Required work> Copy the lines below verbatim, starting at the line that contains "- macd-bar: [690, 1182, 700, 1213]" and ending at the line that contains "- volume-bar: [74, 914, 85, 1022]", with both of those lines included.

Dataset rows>
......
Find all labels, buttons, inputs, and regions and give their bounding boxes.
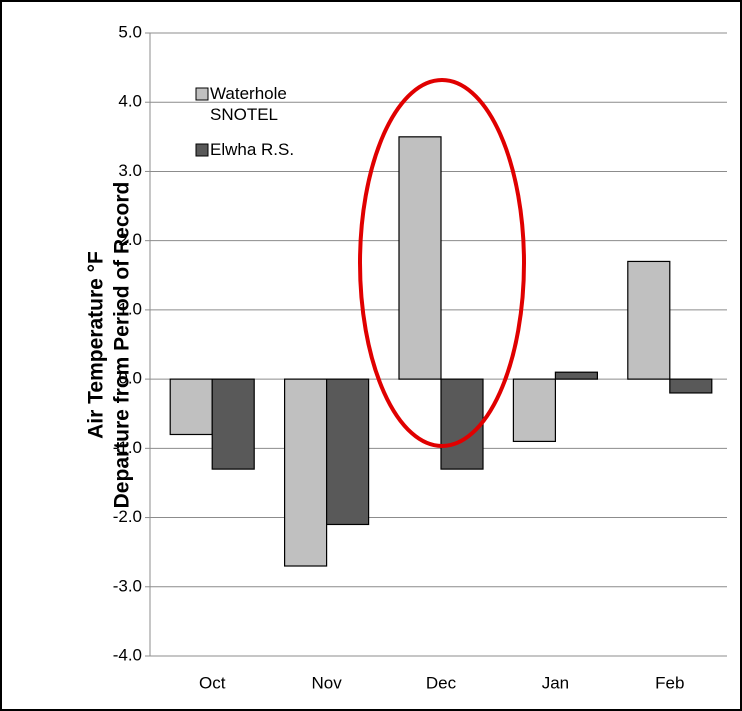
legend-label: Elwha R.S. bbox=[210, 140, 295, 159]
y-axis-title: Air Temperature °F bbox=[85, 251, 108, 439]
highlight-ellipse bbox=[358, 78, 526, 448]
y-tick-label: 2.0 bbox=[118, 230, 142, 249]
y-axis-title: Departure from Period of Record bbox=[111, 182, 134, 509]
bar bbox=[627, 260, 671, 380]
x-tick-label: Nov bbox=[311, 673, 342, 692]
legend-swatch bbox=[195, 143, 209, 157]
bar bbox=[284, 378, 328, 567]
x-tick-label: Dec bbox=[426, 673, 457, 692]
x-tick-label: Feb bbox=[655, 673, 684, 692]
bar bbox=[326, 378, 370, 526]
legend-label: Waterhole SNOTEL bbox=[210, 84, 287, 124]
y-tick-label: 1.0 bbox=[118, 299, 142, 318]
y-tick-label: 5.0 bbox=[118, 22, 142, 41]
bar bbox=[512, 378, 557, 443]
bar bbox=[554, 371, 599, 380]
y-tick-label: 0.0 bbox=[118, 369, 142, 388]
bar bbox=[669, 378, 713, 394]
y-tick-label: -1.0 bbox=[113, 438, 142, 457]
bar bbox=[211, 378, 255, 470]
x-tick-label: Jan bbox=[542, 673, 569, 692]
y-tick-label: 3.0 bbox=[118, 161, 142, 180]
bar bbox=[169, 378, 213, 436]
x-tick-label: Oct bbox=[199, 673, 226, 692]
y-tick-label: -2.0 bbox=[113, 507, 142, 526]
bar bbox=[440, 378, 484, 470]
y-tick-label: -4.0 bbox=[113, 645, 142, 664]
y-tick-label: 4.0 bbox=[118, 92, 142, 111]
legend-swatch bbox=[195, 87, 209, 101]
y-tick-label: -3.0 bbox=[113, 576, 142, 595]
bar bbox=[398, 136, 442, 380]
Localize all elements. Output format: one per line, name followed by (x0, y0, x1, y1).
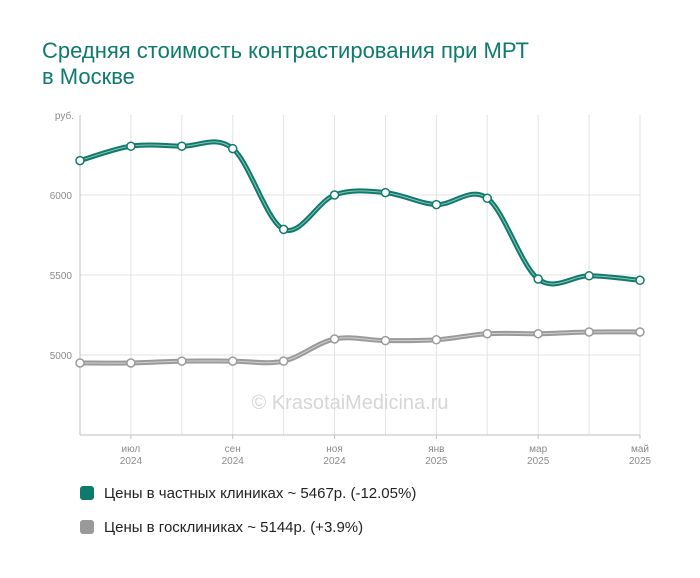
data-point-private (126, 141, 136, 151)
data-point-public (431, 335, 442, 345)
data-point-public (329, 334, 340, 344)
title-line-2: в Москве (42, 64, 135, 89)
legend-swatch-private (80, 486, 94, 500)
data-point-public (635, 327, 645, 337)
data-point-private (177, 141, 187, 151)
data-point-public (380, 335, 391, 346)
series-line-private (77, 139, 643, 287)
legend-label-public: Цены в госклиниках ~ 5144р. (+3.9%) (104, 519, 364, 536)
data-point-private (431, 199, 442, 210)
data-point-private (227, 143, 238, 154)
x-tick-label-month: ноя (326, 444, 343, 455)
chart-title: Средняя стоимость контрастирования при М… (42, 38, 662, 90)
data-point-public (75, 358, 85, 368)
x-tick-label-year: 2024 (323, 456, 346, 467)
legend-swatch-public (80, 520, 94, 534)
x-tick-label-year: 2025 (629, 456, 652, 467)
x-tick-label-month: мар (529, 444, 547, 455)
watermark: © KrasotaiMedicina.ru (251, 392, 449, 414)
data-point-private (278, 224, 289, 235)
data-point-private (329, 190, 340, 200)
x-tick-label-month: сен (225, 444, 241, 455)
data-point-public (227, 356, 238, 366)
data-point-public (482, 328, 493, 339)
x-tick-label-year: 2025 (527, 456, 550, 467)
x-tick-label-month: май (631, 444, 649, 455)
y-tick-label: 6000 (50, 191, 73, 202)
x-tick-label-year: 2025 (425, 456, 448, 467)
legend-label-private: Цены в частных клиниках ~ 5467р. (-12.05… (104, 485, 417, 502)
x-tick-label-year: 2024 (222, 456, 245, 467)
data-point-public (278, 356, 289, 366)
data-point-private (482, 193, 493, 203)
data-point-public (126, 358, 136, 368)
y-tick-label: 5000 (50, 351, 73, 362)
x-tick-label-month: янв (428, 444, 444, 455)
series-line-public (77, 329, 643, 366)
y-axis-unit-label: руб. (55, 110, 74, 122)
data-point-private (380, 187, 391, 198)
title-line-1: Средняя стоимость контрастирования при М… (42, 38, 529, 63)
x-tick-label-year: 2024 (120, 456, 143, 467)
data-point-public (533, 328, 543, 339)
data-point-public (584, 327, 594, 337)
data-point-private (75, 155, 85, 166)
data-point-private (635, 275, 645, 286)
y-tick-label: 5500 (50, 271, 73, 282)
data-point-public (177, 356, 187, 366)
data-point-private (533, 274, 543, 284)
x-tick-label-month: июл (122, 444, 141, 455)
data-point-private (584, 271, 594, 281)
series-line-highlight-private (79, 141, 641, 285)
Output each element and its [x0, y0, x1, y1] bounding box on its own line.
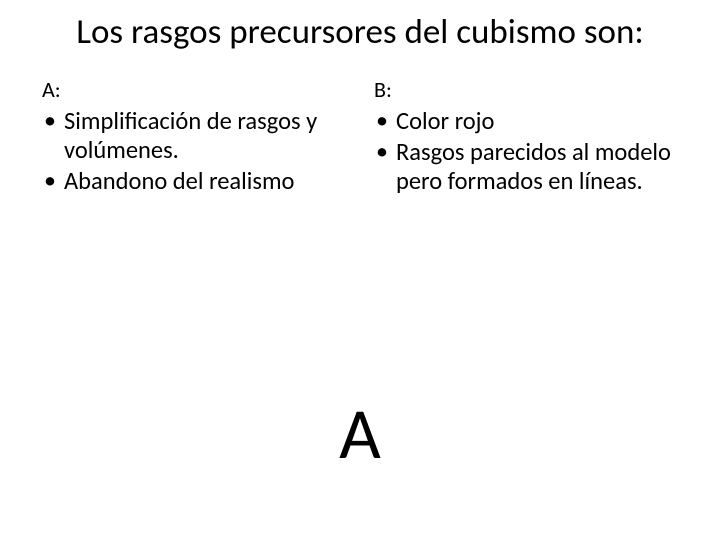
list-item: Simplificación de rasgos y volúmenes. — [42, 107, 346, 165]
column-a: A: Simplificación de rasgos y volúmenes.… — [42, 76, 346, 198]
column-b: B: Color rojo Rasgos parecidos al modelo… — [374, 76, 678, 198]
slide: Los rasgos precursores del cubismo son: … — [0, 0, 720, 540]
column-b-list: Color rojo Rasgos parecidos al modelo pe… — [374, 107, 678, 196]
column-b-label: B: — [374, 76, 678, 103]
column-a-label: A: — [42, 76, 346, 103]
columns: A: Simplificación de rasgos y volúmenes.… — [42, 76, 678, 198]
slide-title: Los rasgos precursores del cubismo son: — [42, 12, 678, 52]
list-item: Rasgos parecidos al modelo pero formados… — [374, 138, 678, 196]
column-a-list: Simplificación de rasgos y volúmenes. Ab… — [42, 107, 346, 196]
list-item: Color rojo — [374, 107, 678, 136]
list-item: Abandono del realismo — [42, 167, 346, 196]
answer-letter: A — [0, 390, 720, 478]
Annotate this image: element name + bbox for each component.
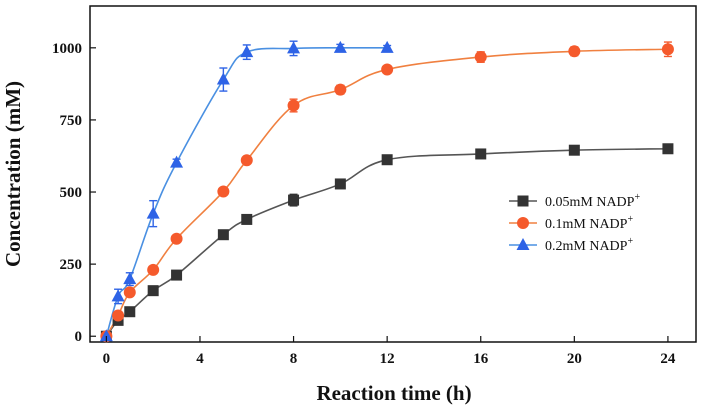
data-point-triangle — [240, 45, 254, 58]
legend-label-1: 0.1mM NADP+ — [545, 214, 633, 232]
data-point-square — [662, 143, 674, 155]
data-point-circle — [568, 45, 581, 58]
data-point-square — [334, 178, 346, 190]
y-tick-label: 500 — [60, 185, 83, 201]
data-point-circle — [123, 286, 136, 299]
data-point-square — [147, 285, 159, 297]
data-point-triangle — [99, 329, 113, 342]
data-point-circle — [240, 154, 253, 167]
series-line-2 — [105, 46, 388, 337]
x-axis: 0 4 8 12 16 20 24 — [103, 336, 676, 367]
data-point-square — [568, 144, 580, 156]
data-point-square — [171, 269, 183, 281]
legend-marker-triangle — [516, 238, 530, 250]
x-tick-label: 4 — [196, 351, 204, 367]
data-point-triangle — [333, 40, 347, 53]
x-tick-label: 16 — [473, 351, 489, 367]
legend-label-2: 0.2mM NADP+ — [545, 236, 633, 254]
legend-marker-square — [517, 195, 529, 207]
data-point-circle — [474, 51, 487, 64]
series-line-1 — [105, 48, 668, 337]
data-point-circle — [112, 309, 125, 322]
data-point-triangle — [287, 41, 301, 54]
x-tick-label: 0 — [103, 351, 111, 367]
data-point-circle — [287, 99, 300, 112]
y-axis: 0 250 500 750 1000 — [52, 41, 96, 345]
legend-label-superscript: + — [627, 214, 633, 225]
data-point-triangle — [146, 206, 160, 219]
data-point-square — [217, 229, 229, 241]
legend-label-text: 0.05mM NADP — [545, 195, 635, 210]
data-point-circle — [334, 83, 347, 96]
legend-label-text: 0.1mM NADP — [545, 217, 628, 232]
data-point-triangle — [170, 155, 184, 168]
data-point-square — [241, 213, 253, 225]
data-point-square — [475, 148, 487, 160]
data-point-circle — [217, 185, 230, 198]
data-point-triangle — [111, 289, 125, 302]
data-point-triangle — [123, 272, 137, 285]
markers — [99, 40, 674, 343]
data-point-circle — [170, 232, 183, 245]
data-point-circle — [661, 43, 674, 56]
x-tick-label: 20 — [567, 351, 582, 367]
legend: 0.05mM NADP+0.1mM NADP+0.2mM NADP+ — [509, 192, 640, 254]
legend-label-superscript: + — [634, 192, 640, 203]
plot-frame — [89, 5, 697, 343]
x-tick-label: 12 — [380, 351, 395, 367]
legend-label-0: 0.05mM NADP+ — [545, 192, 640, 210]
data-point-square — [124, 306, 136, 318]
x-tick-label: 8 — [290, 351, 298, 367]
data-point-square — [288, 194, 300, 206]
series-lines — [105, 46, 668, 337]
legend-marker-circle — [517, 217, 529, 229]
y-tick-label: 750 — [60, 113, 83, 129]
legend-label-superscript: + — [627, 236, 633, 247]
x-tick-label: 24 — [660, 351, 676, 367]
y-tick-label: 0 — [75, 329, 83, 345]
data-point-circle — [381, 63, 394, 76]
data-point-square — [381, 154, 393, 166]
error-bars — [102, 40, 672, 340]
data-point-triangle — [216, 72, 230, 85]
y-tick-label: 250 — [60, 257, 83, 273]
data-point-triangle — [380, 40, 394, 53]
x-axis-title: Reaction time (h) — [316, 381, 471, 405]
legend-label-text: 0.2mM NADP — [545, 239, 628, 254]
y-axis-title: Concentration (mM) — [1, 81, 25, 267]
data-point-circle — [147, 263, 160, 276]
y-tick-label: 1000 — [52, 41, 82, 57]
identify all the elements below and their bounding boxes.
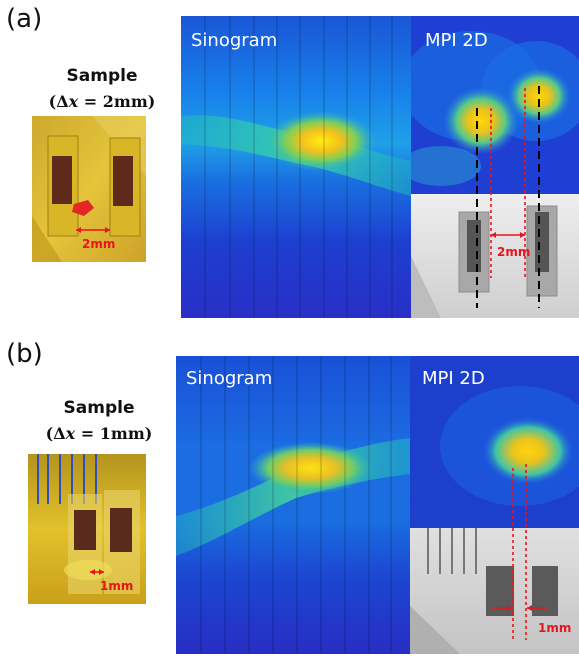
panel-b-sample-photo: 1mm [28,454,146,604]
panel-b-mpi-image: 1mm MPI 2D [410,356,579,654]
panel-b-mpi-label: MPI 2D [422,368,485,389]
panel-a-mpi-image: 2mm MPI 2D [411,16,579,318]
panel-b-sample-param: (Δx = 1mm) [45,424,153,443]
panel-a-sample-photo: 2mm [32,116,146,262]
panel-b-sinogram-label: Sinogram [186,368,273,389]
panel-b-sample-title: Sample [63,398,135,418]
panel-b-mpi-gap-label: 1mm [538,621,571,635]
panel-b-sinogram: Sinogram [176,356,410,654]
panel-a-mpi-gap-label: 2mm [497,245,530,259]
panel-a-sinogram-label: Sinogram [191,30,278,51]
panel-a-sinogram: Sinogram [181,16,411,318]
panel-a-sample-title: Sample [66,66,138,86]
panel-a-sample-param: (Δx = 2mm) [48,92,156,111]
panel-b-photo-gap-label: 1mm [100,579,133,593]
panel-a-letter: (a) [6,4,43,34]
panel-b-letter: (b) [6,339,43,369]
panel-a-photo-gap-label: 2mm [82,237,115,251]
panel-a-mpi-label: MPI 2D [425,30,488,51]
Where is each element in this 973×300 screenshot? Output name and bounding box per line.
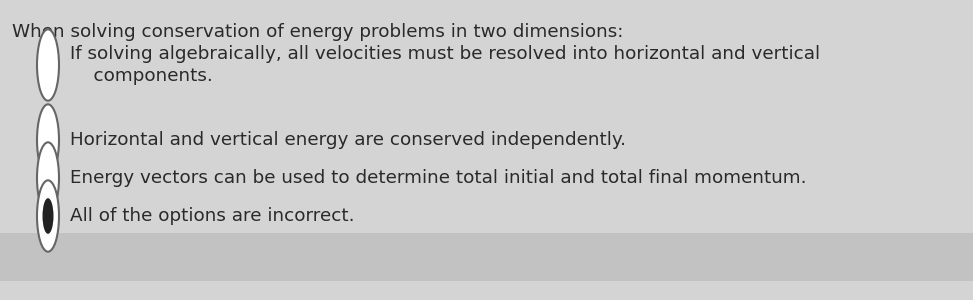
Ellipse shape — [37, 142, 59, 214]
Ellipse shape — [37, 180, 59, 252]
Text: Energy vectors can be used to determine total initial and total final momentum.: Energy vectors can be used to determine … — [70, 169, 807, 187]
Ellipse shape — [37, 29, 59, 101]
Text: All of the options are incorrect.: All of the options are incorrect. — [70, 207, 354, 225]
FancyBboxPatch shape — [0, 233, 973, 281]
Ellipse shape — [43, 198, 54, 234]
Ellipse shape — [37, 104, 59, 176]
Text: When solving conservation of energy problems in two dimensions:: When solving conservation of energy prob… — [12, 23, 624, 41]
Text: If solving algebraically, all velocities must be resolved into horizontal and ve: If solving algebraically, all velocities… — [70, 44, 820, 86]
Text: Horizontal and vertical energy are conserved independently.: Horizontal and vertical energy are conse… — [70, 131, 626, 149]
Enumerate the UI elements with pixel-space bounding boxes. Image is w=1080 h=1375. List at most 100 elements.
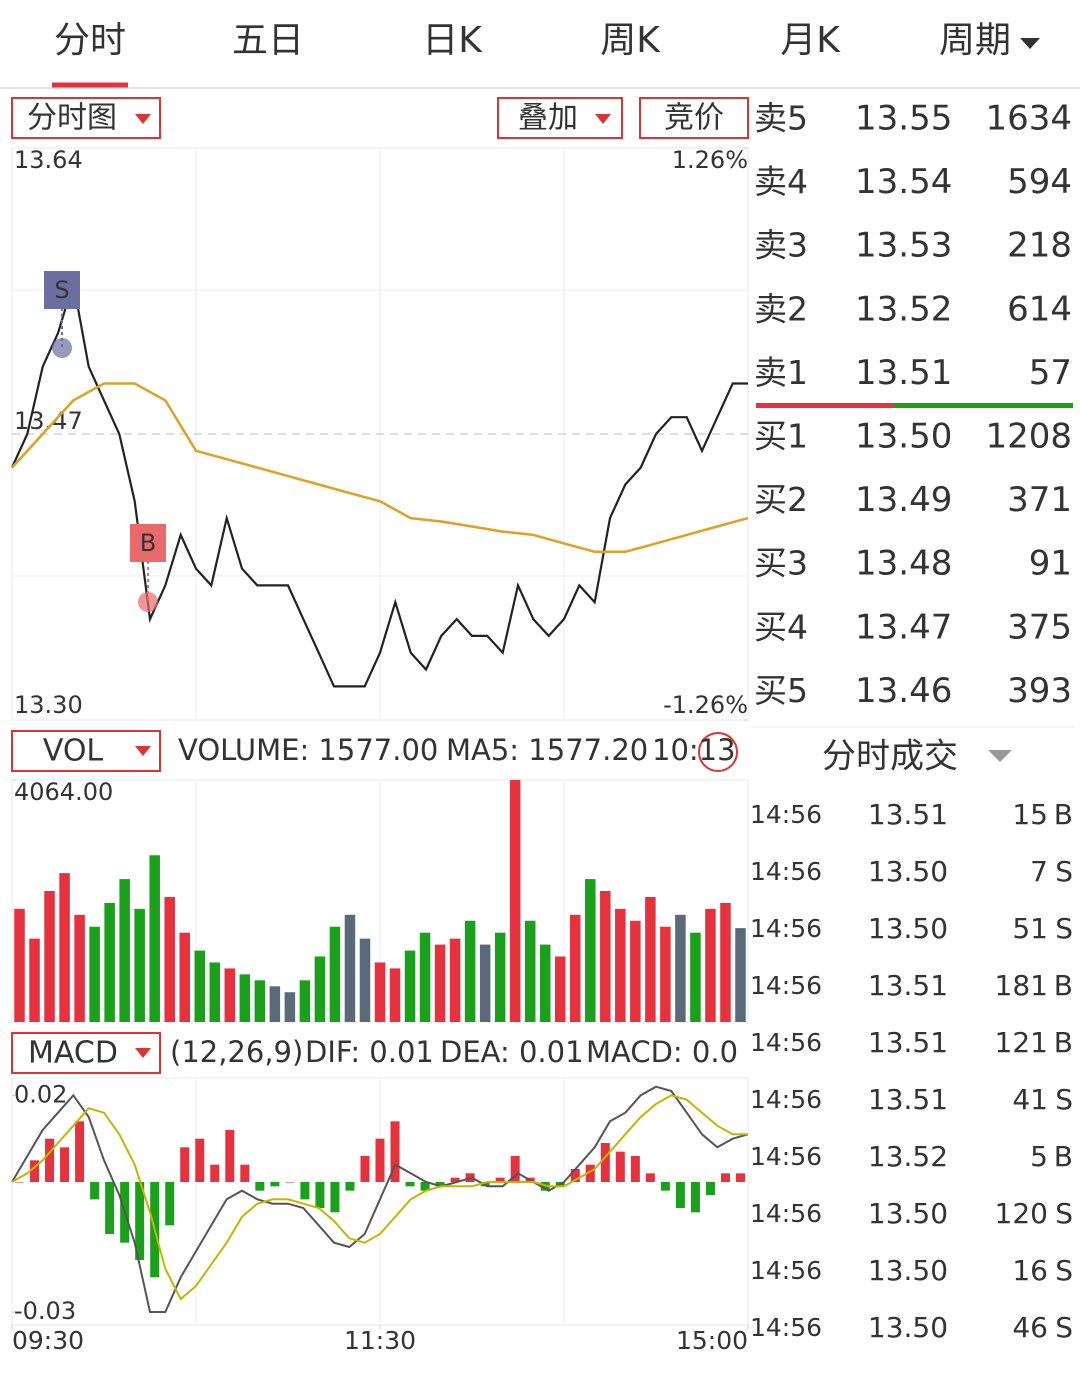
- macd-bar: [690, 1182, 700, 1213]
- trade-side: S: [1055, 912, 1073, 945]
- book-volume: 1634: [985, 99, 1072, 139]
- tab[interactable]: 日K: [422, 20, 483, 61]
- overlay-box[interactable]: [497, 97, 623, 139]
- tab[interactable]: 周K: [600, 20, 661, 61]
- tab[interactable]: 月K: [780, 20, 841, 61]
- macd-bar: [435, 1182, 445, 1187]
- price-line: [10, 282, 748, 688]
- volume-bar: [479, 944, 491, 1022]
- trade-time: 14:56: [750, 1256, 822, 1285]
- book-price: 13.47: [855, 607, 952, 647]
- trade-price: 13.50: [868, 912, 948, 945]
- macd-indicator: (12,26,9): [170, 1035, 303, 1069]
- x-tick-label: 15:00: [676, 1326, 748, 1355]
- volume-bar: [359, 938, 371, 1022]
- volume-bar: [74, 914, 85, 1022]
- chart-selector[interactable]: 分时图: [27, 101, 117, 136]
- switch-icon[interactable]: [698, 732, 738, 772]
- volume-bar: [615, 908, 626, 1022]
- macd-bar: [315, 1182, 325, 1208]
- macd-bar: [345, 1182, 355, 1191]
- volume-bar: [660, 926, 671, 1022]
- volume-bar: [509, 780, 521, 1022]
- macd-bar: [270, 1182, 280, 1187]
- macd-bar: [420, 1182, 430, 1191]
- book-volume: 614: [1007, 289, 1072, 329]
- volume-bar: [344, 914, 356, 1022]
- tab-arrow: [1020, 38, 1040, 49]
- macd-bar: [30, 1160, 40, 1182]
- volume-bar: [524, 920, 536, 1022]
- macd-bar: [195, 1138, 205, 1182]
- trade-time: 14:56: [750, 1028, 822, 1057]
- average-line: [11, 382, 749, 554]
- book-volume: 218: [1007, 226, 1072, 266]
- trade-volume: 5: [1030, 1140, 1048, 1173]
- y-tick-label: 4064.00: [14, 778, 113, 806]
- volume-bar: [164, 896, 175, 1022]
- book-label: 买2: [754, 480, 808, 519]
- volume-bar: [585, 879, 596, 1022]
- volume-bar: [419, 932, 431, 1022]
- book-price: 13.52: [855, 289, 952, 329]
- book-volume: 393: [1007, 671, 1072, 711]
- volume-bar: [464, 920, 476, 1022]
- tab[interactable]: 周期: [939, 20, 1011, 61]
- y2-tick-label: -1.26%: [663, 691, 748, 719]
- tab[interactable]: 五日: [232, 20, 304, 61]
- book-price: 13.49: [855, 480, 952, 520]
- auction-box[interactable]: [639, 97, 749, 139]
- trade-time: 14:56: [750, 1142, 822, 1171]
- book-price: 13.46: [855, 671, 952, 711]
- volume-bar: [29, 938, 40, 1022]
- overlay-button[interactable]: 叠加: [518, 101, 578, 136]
......
Output below>
- macd-bar: [690, 1182, 700, 1213]
- trade-side: S: [1055, 912, 1073, 945]
- book-volume: 1634: [985, 99, 1072, 139]
- tab[interactable]: 日K: [422, 20, 483, 61]
- overlay-box[interactable]: [497, 97, 623, 139]
- tab[interactable]: 周K: [600, 20, 661, 61]
- tab[interactable]: 月K: [780, 20, 841, 61]
- macd-bar: [435, 1182, 445, 1187]
- price-line: [10, 282, 748, 688]
- volume-bar: [479, 944, 491, 1022]
- trade-time: 14:56: [750, 1256, 822, 1285]
- book-price: 13.47: [855, 607, 952, 647]
- trade-price: 13.50: [868, 912, 948, 945]
- macd-indicator: (12,26,9): [170, 1035, 303, 1069]
- x-tick-label: 15:00: [676, 1326, 748, 1355]
- volume-bar: [359, 938, 371, 1022]
- volume-bar: [74, 914, 85, 1022]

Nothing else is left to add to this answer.